>> Begin Extracted data

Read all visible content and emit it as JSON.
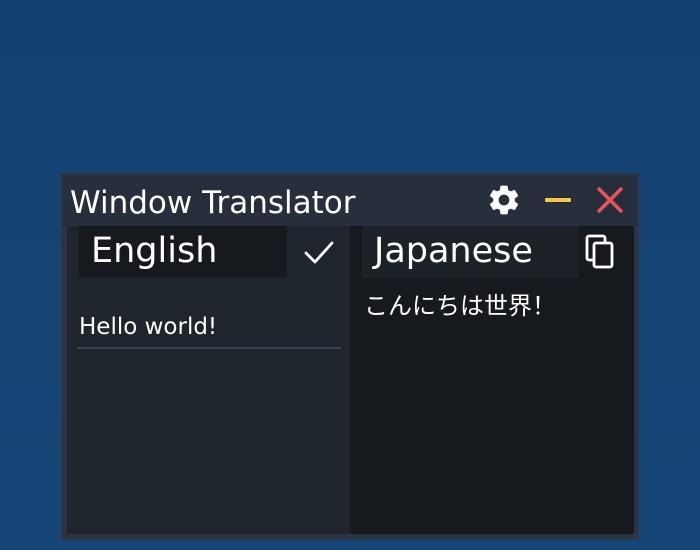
{
  "window": {
    "title": "Window Translator"
  },
  "titlebar_icons": {
    "settings": "gear-icon",
    "minimize": "minimize-icon",
    "close": "close-icon"
  },
  "source": {
    "language": "English",
    "text": "Hello world!",
    "confirm_icon": "check-icon"
  },
  "target": {
    "language": "Japanese",
    "text": "こんにちは世界！",
    "copy_icon": "copy-icon"
  },
  "colors": {
    "minimize": "#f5c84c",
    "close": "#e8545a",
    "icon": "#ffffff"
  }
}
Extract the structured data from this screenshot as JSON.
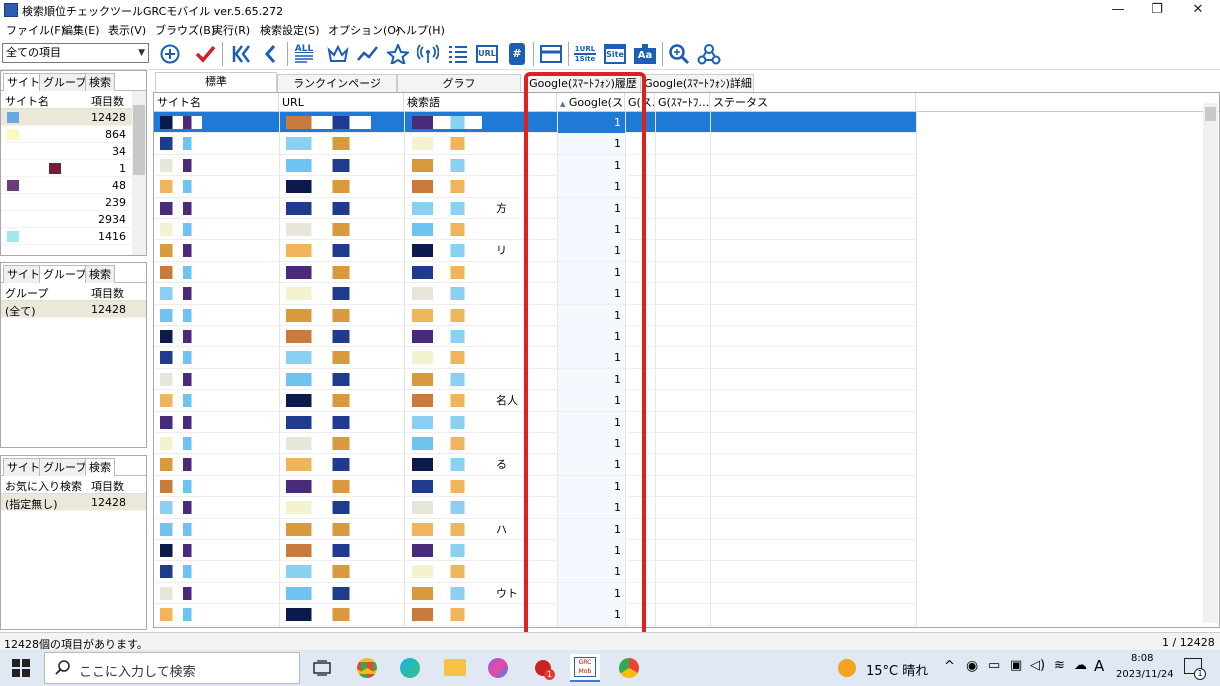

>> End Extracted data

Leave images out of the retyped records; keep all else exact.

#### Task answer:
Read all visible content and emit it as JSON.
{
  "window": {
    "title": "Window Translator"
  },
  "titlebar_icons": {
    "settings": "gear-icon",
    "minimize": "minimize-icon",
    "close": "close-icon"
  },
  "source": {
    "language": "English",
    "text": "Hello world!",
    "confirm_icon": "check-icon"
  },
  "target": {
    "language": "Japanese",
    "text": "こんにちは世界！",
    "copy_icon": "copy-icon"
  },
  "colors": {
    "minimize": "#f5c84c",
    "close": "#e8545a",
    "icon": "#ffffff"
  }
}
Extract the structured data from this screenshot as JSON.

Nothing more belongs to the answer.